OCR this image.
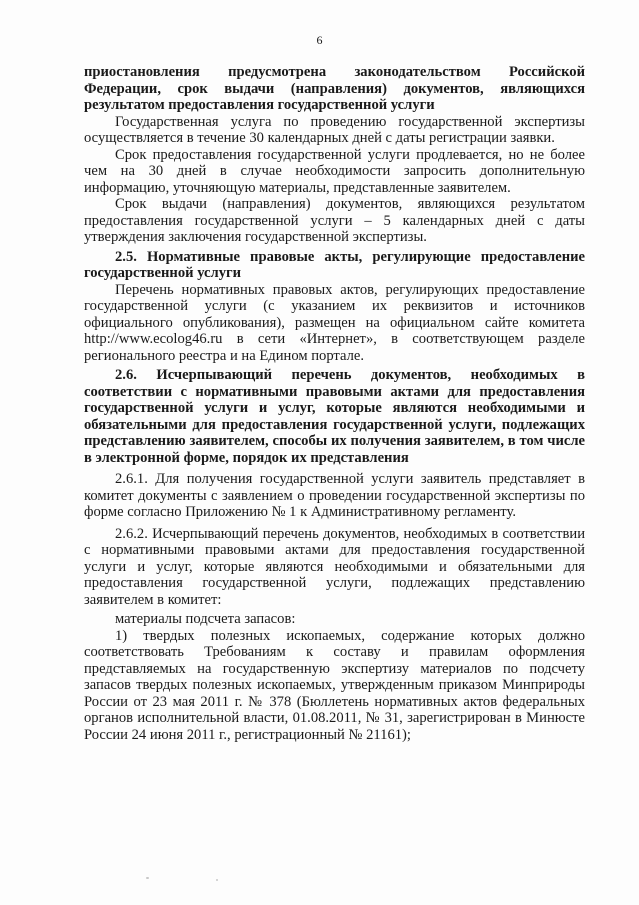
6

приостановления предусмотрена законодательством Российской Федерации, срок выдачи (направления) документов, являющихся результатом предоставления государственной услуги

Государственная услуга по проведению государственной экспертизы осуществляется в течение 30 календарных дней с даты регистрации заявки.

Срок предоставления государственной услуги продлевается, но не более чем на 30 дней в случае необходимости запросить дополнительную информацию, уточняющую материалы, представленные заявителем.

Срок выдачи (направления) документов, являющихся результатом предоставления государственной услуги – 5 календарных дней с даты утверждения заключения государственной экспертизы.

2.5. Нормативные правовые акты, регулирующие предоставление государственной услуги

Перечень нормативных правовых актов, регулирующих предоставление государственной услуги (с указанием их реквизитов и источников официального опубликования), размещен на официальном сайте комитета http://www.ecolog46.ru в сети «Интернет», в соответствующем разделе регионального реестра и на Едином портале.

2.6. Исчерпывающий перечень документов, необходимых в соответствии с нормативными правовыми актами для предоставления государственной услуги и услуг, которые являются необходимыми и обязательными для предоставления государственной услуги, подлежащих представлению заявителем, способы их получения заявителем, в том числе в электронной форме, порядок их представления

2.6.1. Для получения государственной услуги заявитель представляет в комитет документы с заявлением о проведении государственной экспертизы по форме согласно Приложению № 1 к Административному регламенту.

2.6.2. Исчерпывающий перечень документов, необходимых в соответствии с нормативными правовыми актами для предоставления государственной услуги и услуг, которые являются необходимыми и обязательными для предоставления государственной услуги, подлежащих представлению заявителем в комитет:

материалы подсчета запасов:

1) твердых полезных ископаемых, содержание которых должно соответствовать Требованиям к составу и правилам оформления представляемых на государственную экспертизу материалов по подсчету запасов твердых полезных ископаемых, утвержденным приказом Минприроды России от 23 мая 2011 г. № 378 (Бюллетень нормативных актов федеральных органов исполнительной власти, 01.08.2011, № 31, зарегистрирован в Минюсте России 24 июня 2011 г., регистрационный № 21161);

> **Task directions**
Write out all the entries again, word for word, and print no images.

> **The output**
OCR this image.
6

приостановления предусмотрена законодательством Российской Федерации, срок выдачи (направления) документов, являющихся результатом предоставления государственной услуги

Государственная услуга по проведению государственной экспертизы осуществляется в течение 30 календарных дней с даты регистрации заявки.

Срок предоставления государственной услуги продлевается, но не более чем на 30 дней в случае необходимости запросить дополнительную информацию, уточняющую материалы, представленные заявителем.

Срок выдачи (направления) документов, являющихся результатом предоставления государственной услуги – 5 календарных дней с даты утверждения заключения государственной экспертизы.

2.5. Нормативные правовые акты, регулирующие предоставление государственной услуги

Перечень нормативных правовых актов, регулирующих предоставление государственной услуги (с указанием их реквизитов и источников официального опубликования), размещен на официальном сайте комитета http://www.ecolog46.ru в сети «Интернет», в соответствующем разделе регионального реестра и на Едином портале.

2.6. Исчерпывающий перечень документов, необходимых в соответствии с нормативными правовыми актами для предоставления государственной услуги и услуг, которые являются необходимыми и обязательными для предоставления государственной услуги, подлежащих представлению заявителем, способы их получения заявителем, в том числе в электронной форме, порядок их представления

2.6.1. Для получения государственной услуги заявитель представляет в комитет документы с заявлением о проведении государственной экспертизы по форме согласно Приложению № 1 к Административному регламенту.

2.6.2. Исчерпывающий перечень документов, необходимых в соответствии с нормативными правовыми актами для предоставления государственной услуги и услуг, которые являются необходимыми и обязательными для предоставления государственной услуги, подлежащих представлению заявителем в комитет:

материалы подсчета запасов:

1) твердых полезных ископаемых, содержание которых должно соответствовать Требованиям к составу и правилам оформления представляемых на государственную экспертизу материалов по подсчету запасов твердых полезных ископаемых, утвержденным приказом Минприроды России от 23 мая 2011 г. № 378 (Бюллетень нормативных актов федеральных органов исполнительной власти, 01.08.2011, № 31, зарегистрирован в Минюсте России 24 июня 2011 г., регистрационный № 21161);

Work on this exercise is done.